** Begin **
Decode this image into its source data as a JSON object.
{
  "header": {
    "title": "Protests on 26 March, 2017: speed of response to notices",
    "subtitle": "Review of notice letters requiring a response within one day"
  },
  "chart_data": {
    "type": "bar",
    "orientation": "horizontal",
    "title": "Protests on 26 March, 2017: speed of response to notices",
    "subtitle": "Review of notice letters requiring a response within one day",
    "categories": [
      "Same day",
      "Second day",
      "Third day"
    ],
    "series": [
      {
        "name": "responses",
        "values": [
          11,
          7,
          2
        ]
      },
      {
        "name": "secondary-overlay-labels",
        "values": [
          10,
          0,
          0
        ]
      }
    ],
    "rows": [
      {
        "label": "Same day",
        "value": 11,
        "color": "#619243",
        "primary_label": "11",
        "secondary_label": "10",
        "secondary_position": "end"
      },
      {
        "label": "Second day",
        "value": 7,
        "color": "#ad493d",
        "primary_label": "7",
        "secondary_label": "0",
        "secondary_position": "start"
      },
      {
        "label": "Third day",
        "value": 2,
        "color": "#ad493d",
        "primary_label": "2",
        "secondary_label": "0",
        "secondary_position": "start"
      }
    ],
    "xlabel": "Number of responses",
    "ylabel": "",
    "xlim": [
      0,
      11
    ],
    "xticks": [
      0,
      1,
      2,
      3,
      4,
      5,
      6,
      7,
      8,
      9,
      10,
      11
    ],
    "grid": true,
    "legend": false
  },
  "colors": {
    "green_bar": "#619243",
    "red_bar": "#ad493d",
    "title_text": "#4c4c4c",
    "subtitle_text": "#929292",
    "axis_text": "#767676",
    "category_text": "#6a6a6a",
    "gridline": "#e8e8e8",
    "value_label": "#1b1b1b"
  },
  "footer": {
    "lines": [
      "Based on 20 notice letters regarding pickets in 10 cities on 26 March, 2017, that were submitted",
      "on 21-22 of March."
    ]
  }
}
** End **
Problem statement → Repeat the data precisely, reproducing every entry.

Answer →
Decode this image into its source data as a JSON object.
{
  "header": {
    "title": "Protests on 26 March, 2017: speed of response to notices",
    "subtitle": "Review of notice letters requiring a response within one day"
  },
  "chart_data": {
    "type": "bar",
    "orientation": "horizontal",
    "title": "Protests on 26 March, 2017: speed of response to notices",
    "subtitle": "Review of notice letters requiring a response within one day",
    "categories": [
      "Same day",
      "Second day",
      "Third day"
    ],
    "series": [
      {
        "name": "responses",
        "values": [
          11,
          7,
          2
        ]
      },
      {
        "name": "secondary-overlay-labels",
        "values": [
          10,
          0,
          0
        ]
      }
    ],
    "rows": [
      {
        "label": "Same day",
        "value": 11,
        "color": "#619243",
        "primary_label": "11",
        "secondary_label": "10",
        "secondary_position": "end"
      },
      {
        "label": "Second day",
        "value": 7,
        "color": "#ad493d",
        "primary_label": "7",
        "secondary_label": "0",
        "secondary_position": "start"
      },
      {
        "label": "Third day",
        "value": 2,
        "color": "#ad493d",
        "primary_label": "2",
        "secondary_label": "0",
        "secondary_position": "start"
      }
    ],
    "xlabel": "Number of responses",
    "ylabel": "",
    "xlim": [
      0,
      11
    ],
    "xticks": [
      0,
      1,
      2,
      3,
      4,
      5,
      6,
      7,
      8,
      9,
      10,
      11
    ],
    "grid": true,
    "legend": false
  },
  "colors": {
    "green_bar": "#619243",
    "red_bar": "#ad493d",
    "title_text": "#4c4c4c",
    "subtitle_text": "#929292",
    "axis_text": "#767676",
    "category_text": "#6a6a6a",
    "gridline": "#e8e8e8",
    "value_label": "#1b1b1b"
  },
  "footer": {
    "lines": [
      "Based on 20 notice letters regarding pickets in 10 cities on 26 March, 2017, that were submitted",
      "on 21-22 of March."
    ]
  }
}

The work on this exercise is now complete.